◆ **WHAT TO PRODUCE**
State how many lines in the listing below include the word "into". Give nothing but the number.

'''

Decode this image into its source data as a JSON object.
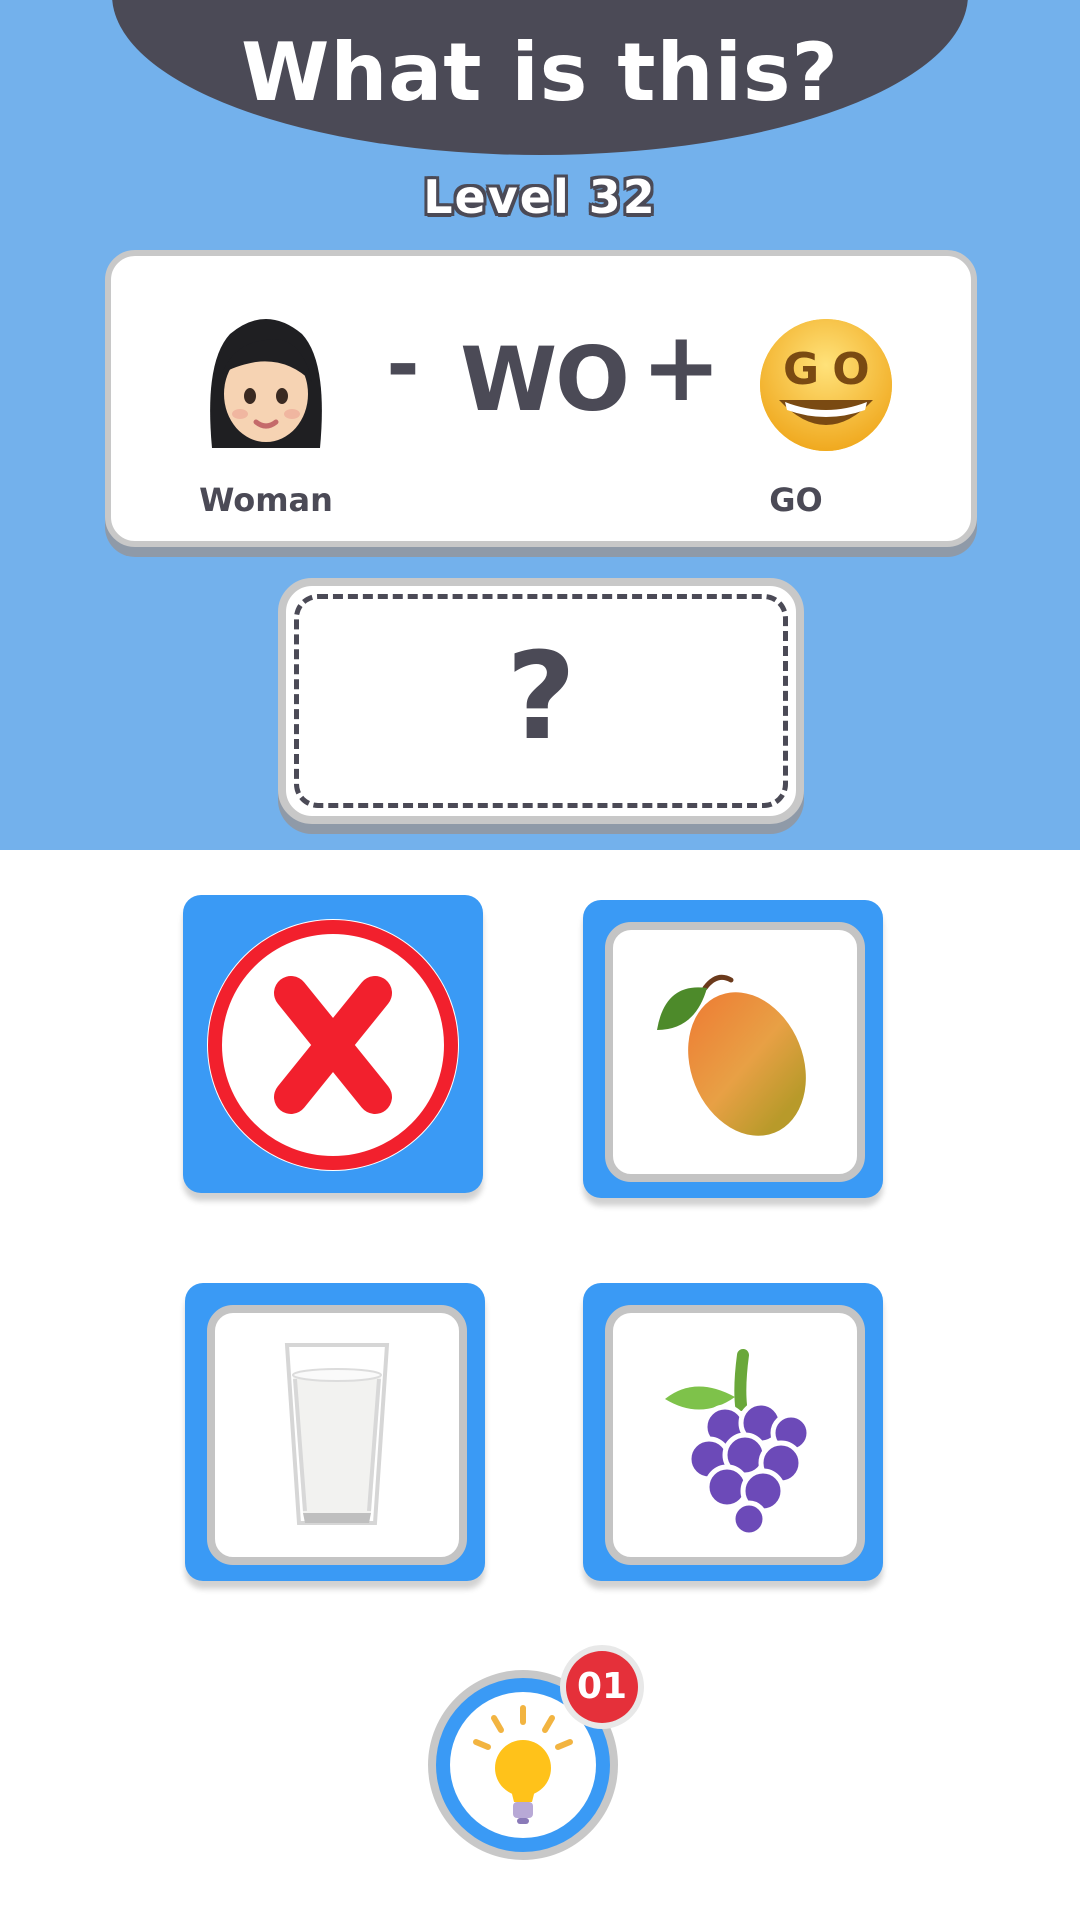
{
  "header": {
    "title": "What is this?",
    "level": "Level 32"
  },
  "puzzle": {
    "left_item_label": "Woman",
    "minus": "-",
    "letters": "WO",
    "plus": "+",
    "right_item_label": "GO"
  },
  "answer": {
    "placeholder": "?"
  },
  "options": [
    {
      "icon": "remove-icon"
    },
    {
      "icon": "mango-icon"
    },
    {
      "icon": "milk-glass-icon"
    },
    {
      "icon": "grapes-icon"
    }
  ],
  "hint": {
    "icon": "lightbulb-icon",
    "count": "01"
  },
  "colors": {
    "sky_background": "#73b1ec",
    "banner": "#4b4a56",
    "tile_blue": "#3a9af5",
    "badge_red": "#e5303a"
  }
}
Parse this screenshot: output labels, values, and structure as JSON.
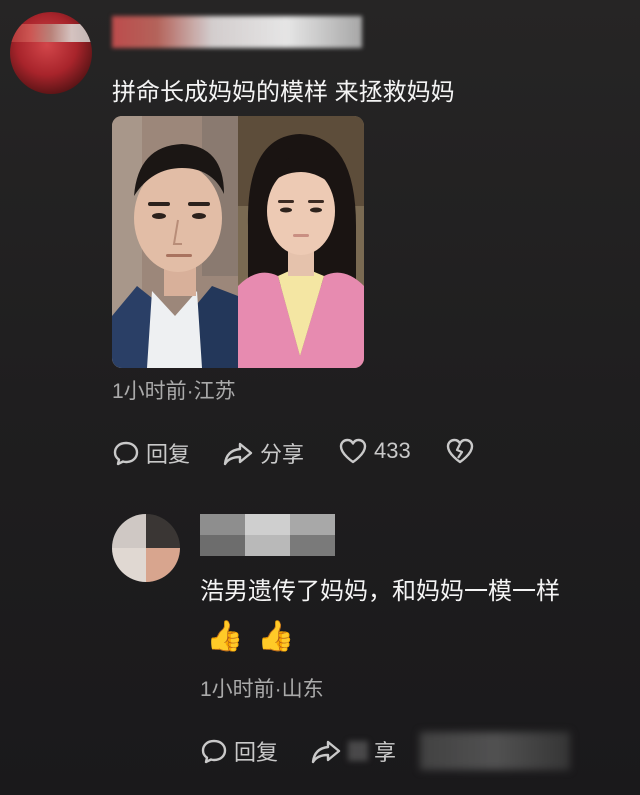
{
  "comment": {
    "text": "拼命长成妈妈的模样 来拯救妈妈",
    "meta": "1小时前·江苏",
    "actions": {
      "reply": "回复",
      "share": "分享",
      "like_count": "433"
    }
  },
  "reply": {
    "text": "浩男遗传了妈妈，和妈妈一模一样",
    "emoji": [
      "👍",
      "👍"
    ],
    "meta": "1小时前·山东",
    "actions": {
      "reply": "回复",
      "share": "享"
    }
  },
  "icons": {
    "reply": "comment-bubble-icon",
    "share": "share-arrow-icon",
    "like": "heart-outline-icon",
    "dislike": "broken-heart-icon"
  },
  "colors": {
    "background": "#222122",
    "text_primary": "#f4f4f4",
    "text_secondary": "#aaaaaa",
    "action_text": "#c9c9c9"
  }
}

'''
'''

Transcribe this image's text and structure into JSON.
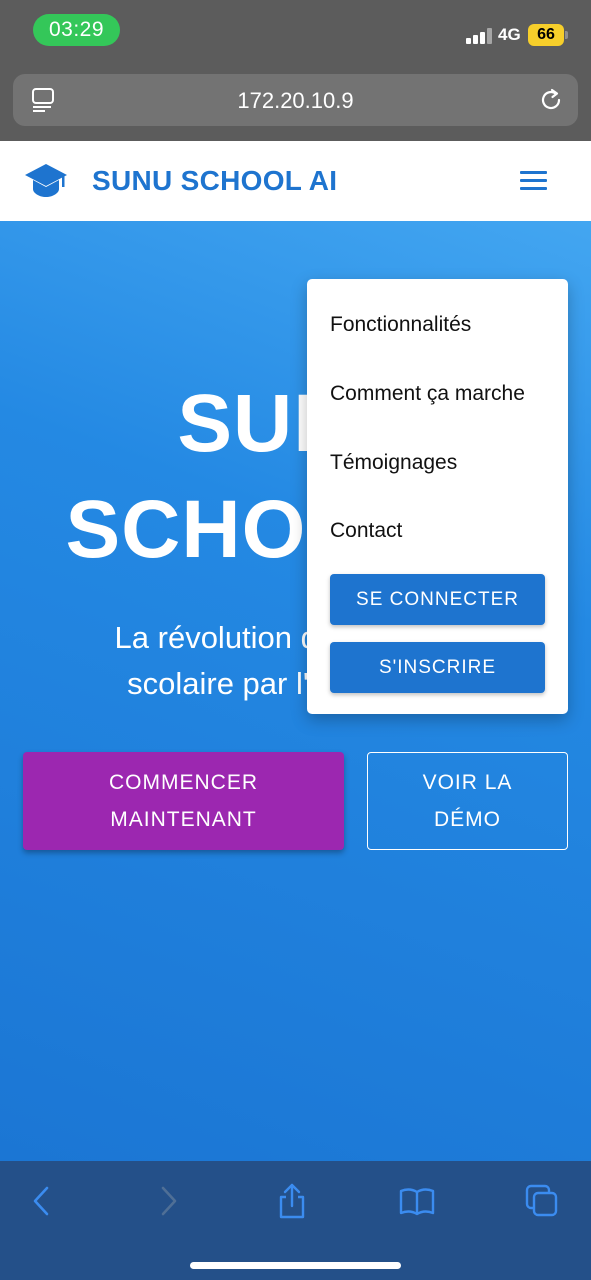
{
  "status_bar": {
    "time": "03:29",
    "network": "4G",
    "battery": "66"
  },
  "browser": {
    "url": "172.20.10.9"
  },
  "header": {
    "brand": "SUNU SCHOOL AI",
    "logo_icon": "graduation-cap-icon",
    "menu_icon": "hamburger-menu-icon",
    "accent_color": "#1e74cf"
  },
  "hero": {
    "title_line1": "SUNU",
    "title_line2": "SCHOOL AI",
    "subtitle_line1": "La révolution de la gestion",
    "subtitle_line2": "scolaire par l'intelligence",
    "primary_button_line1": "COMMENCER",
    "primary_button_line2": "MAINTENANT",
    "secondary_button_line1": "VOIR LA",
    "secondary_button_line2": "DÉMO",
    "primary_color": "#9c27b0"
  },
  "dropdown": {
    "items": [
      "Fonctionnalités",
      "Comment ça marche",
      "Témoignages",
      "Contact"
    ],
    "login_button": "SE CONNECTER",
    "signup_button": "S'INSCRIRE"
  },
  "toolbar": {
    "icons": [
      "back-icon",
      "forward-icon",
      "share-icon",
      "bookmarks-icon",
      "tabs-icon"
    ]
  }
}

'''

◆ **TASK RESULT**
2